**Enunciado 1**:
Escreva, sem qualquer alteração, a parte do trecho abaixo que começa em "Para motivar tal" e vai até "mais de acordo.".

**Trecho**:
——————
3. Em 05/11/2018, na Estrada ..., ao km 7,9, sentido BB, na União das freguesias ... e ..., concelho ..., ocorreu um sinistro com intervenção do veículo de matrícula ..-NP-...   
4. O condutor AA, na altura trabalhador da Autora, conduzia por ordem e no interesse daquela, o veículo pesado de mercadorias ..-NP-.. que fazia conjunto com o semireboque L-.......     
5. Os veículos ..-NP-.. e L-......, propriedade da A, tratam-se de veículos pesados de mercadorias compostos por trator e semireboque.      
6. O motorista era portador de uma carta de condução brasileira emitida em 04/03/2015 e válida até 23/10/2019 e era também portador de outro título de condução, nomeadamente de uma “Licença Internacional de Condução” (LIC), emitida em 14/08/2018 e com a validade até 23/10/2019, emitida ao abrigo da Convenção Internacional de Viena de 08 de novembro de 1968.     
7. O motorista não é titular de Carta de Qualificação de Motorista (CQM), prevista no DL 126/2009, de 26/05.

                                                             
                                                                ***                           
                                                2.2. Impugnação da matéria de facto.

                                                             
          Defende a apelante que o Tribunal a quo não poderia considerar provada a factualidade vertida no ponto 7, sustentando, para o efeito, que a demonstração da matéria em causa incumbia à ré, a qual não carreou para os autos elementos probatórios que permitissem concluir no sentido de que se verifica a excepção invocada em sede de articulados (exclusão contratual). 

 

                                                             
   No ponto 7 consta que “O motorista não é titular de Carta de Qualificação de Motorista (CQM), prevista no DL 126/2009, de 26/05.”.
   Para motivar tal factualidade, a 1ª instância referiu que “a titularidade de carta de condução depende de apenas de prova documental e a Autora não juntou qualquer documento mesmo depois de vários convites para o efeito, bem como, atento o conteúdo da informação prestada pelo IMT.”.
          Não podemos estar mais de acordo.
   Com efeito, a existência de habilitação para conduzir veículos automóveis depende de prova documental (como, aliás, também frisou esta Relação no Acórdão proferido anteriormente nos autos), o que resulta, além do mais, do disposto nos arts. 121º, nº4, e 123º, nºs 1 e 2, ambos do Código da Estrada.    
                                                  Tais normas que apresentam o seguinte teor:

                                                             
               Art. 121º, nº4 - “O documento que titula a habilitação legal ppara conduzir ciclomotores, motociclos, triciclos, quadriciclos, automóveis e veículos agrícolas, exceto motocultivadores perados a pé, designa-se carta de condução.”.
——————
**Material da tarefa**:
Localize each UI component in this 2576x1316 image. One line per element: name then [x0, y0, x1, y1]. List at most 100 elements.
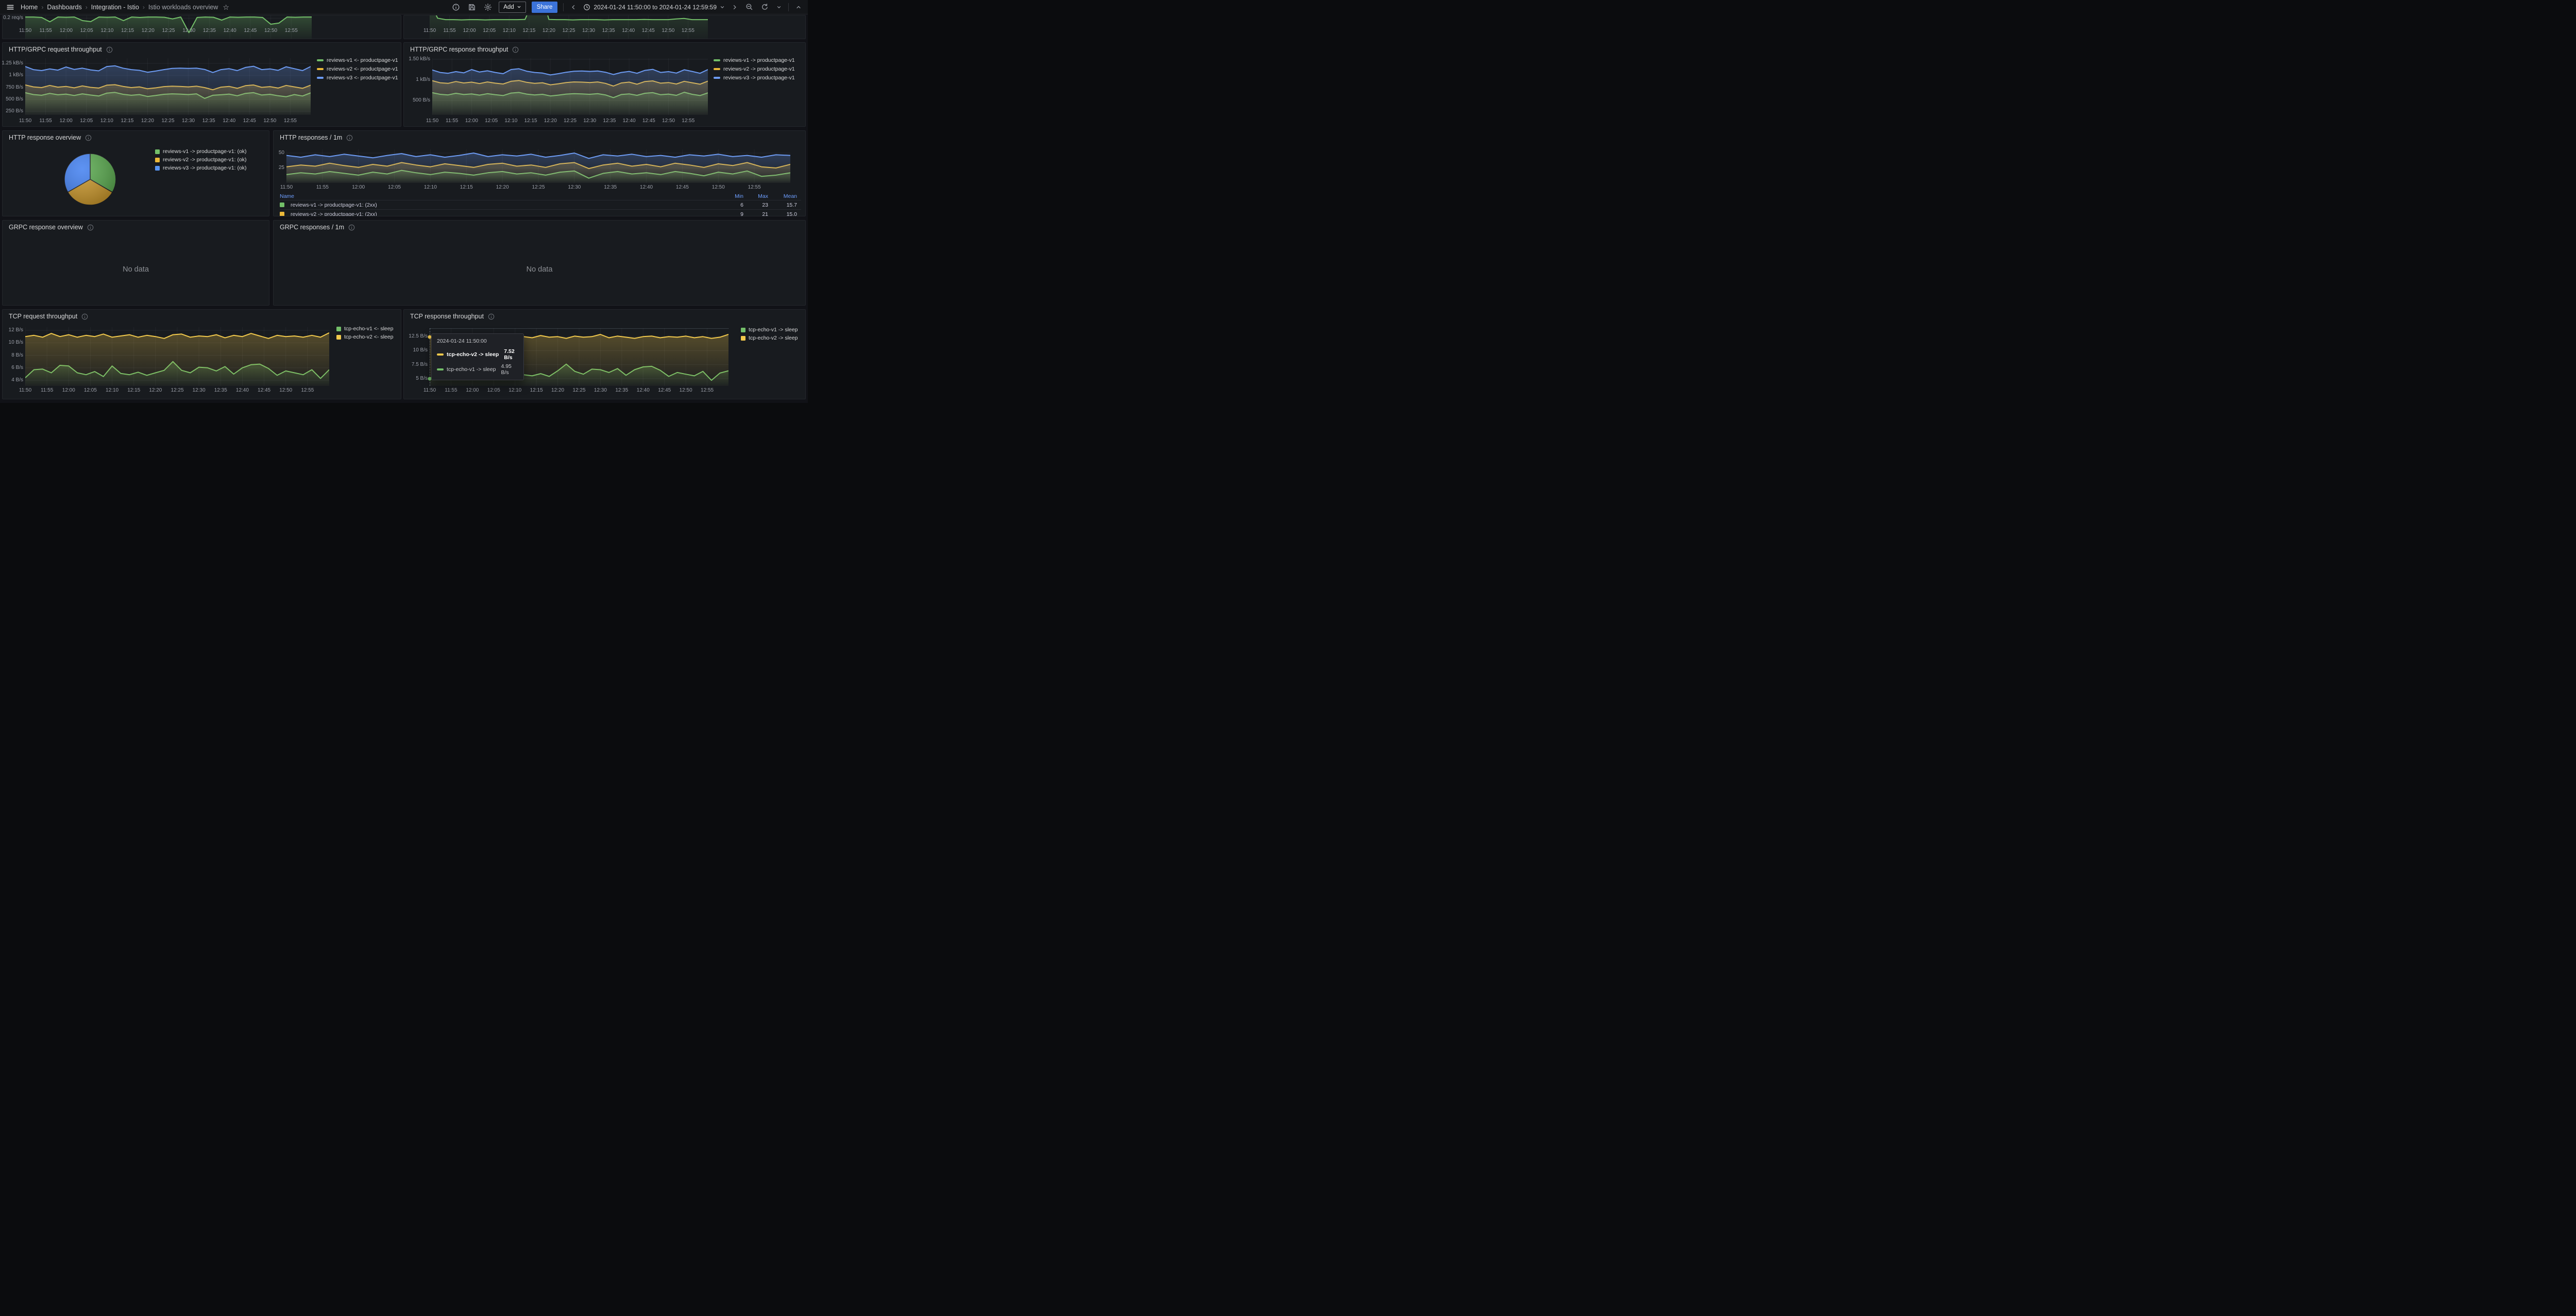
- breadcrumb: Home›Dashboards›Integration - Istio›Isti…: [21, 4, 218, 11]
- info-icon[interactable]: [346, 134, 353, 141]
- time-shift-forward-button[interactable]: [731, 3, 739, 11]
- breadcrumb-item[interactable]: Integration - Istio: [91, 4, 139, 11]
- x-tick-label: 12:50: [259, 118, 281, 124]
- column-header[interactable]: Name: [280, 193, 719, 199]
- save-icon: [468, 3, 476, 11]
- column-header[interactable]: Min: [719, 193, 743, 199]
- tooltip-series-label: tcp-echo-v1 -> sleep: [447, 366, 496, 373]
- info-icon[interactable]: [85, 134, 92, 141]
- legend-item[interactable]: reviews-v1 -> productpage-v1: (ok): [155, 148, 247, 155]
- x-tick-label: 12:15: [525, 387, 548, 393]
- time-shift-back-button[interactable]: [569, 3, 578, 11]
- legend-item[interactable]: tcp-echo-v2 <- sleep: [336, 334, 393, 340]
- x-tick-label: 12:40: [218, 118, 241, 124]
- x-tick-label: 12:30: [578, 28, 600, 33]
- chevron-down-icon: [776, 5, 782, 10]
- legend-item[interactable]: tcp-echo-v1 <- sleep: [336, 326, 393, 332]
- dashboard-settings-button[interactable]: [483, 2, 493, 12]
- plot-canvas[interactable]: [286, 149, 790, 183]
- plot-canvas[interactable]: [25, 327, 329, 386]
- menu-toggle-button[interactable]: [5, 2, 15, 12]
- add-button[interactable]: Add: [499, 2, 526, 13]
- y-tick-label: 250 B/s: [2, 108, 23, 114]
- column-header[interactable]: Max: [743, 193, 768, 199]
- x-tick-label: 12:50: [707, 184, 730, 190]
- x-tick-label: 12:00: [458, 28, 481, 33]
- time-series-chart[interactable]: 0.2 req/s11:5011:5512:0012:0512:1012:151…: [3, 15, 401, 39]
- info-icon[interactable]: [348, 224, 355, 231]
- legend-item[interactable]: reviews-v1 <- productpage-v1: [317, 57, 398, 63]
- legend-label: reviews-v2 -> productpage-v1: [723, 66, 795, 72]
- tooltip-timestamp: 2024-01-24 11:50:00: [437, 338, 518, 344]
- dashboard-info-button[interactable]: [451, 2, 461, 12]
- breadcrumb-item[interactable]: Dashboards: [47, 4, 81, 11]
- table-row[interactable]: reviews-v2 -> productpage-v1: (2xx)92115…: [280, 209, 801, 216]
- info-icon[interactable]: [512, 46, 519, 53]
- panel-header[interactable]: HTTP/GRPC response throughput: [404, 43, 805, 56]
- panel-http-response-overview: HTTP response overview reviews-v1 -> pro…: [2, 130, 269, 216]
- table-row[interactable]: reviews-v1 -> productpage-v1: (2xx)62315…: [280, 200, 801, 209]
- x-tick-label: 11:55: [438, 28, 461, 33]
- x-tick-label: 12:55: [677, 118, 700, 124]
- legend-item[interactable]: reviews-v3 <- productpage-v1: [317, 75, 398, 81]
- info-icon[interactable]: [488, 313, 495, 320]
- collapse-nav-button[interactable]: [794, 3, 803, 11]
- panel-header[interactable]: HTTP responses / 1m: [274, 131, 805, 144]
- panel-title: GRPC response overview: [9, 224, 83, 231]
- zoom-out-time-button[interactable]: [744, 2, 754, 12]
- breadcrumb-item[interactable]: Istio workloads overview: [148, 4, 218, 11]
- info-icon[interactable]: [81, 313, 88, 320]
- legend-item[interactable]: tcp-echo-v2 -> sleep: [741, 335, 798, 341]
- legend-item[interactable]: reviews-v1 -> productpage-v1: [714, 57, 795, 63]
- legend-item[interactable]: reviews-v2 -> productpage-v1: [714, 66, 795, 72]
- plot-canvas[interactable]: [432, 58, 708, 115]
- chart-legend: reviews-v1 -> productpage-v1 reviews-v2 -…: [714, 57, 795, 83]
- info-icon[interactable]: [87, 224, 94, 231]
- legend-table: NameMinMaxMeanreviews-v1 -> productpage-…: [280, 192, 801, 216]
- legend-item[interactable]: reviews-v3 -> productpage-v1: [714, 75, 795, 81]
- column-header[interactable]: Mean: [768, 193, 801, 199]
- plot-canvas[interactable]: [430, 15, 708, 39]
- x-tick-label: 12:40: [231, 387, 253, 393]
- chevron-down-icon: [517, 5, 521, 9]
- panel-header[interactable]: HTTP/GRPC request throughput: [3, 43, 401, 56]
- panel-header[interactable]: HTTP response overview: [3, 131, 269, 144]
- legend-item[interactable]: reviews-v3 -> productpage-v1: (ok): [155, 165, 247, 171]
- panel-header[interactable]: GRPC response overview: [3, 221, 269, 234]
- panel-header[interactable]: TCP response throughput: [404, 310, 805, 323]
- x-tick-label: 12:55: [743, 184, 766, 190]
- cell-max: 23: [743, 202, 768, 208]
- panel-request-rate-partial-right[interactable]: 11:5011:5512:0012:0512:1012:1512:2012:25…: [403, 15, 806, 39]
- panel-grpc-response-overview: GRPC response overview No data: [2, 220, 269, 306]
- x-tick-label: 12:10: [101, 387, 124, 393]
- breadcrumb-item[interactable]: Home: [21, 4, 38, 11]
- y-tick-label: 1 kB/s: [2, 72, 23, 78]
- plot-canvas[interactable]: [25, 15, 312, 39]
- x-tick-label: 12:40: [632, 387, 654, 393]
- series-swatch: [155, 166, 160, 171]
- refresh-interval-dropdown[interactable]: [775, 4, 783, 11]
- legend-item[interactable]: tcp-echo-v1 -> sleep: [741, 327, 798, 333]
- x-tick-label: 12:05: [482, 387, 505, 393]
- x-tick-label: 12:35: [197, 118, 220, 124]
- share-button[interactable]: Share: [532, 2, 558, 13]
- save-dashboard-button[interactable]: [467, 2, 477, 12]
- tooltip-row: tcp-echo-v1 -> sleep4.95 B/s: [437, 363, 518, 376]
- legend-item[interactable]: reviews-v2 -> productpage-v1: (ok): [155, 157, 247, 163]
- series-swatch: [336, 335, 341, 340]
- refresh-button[interactable]: [760, 2, 770, 12]
- favorite-star-icon[interactable]: ☆: [223, 4, 229, 11]
- panel-http-grpc-request-throughput: HTTP/GRPC request throughput 1.25 kB/s1 …: [2, 42, 401, 127]
- info-icon[interactable]: [106, 46, 113, 53]
- chart-legend: reviews-v1 <- productpage-v1 reviews-v2 <…: [317, 57, 398, 83]
- panel-header[interactable]: TCP request throughput: [3, 310, 401, 323]
- panel-request-rate-partial[interactable]: 0.2 req/s11:5011:5512:0012:0512:1012:151…: [2, 15, 401, 39]
- chart-tooltip: 2024-01-24 11:50:00 tcp-echo-v2 -> sleep…: [431, 333, 524, 380]
- x-tick-label: 12:30: [177, 118, 200, 124]
- series-swatch: [317, 68, 324, 70]
- time-series-chart[interactable]: 11:5011:5512:0012:0512:1012:1512:2012:25…: [404, 15, 805, 39]
- legend-item[interactable]: reviews-v2 <- productpage-v1: [317, 66, 398, 72]
- panel-header[interactable]: GRPC responses / 1m: [274, 221, 805, 234]
- time-range-picker[interactable]: 2024-01-24 11:50:00 to 2024-01-24 12:59:…: [583, 4, 725, 11]
- plot-canvas[interactable]: [25, 58, 311, 115]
——————
**Enunciado 2**:
Quais linhas dos registros contêm a palavra "chevron"? Indique cada uma delas por inteiro.

**Resposta 1**:
Para motivar tal factualidade, a 1ª instância referiu que “a titularidade de carta de condução depende de apenas de prova documental e a Autora não juntou qualquer documento mesmo depois de vários convites para o efeito, bem como, atento o conteúdo da informação prestada pelo IMT.”.
          Não podemos estar mais de acordo.

**Resposta 2**:
- chevron-down-icon: [776, 5, 782, 10]
- chevron-down-icon: [517, 5, 521, 9]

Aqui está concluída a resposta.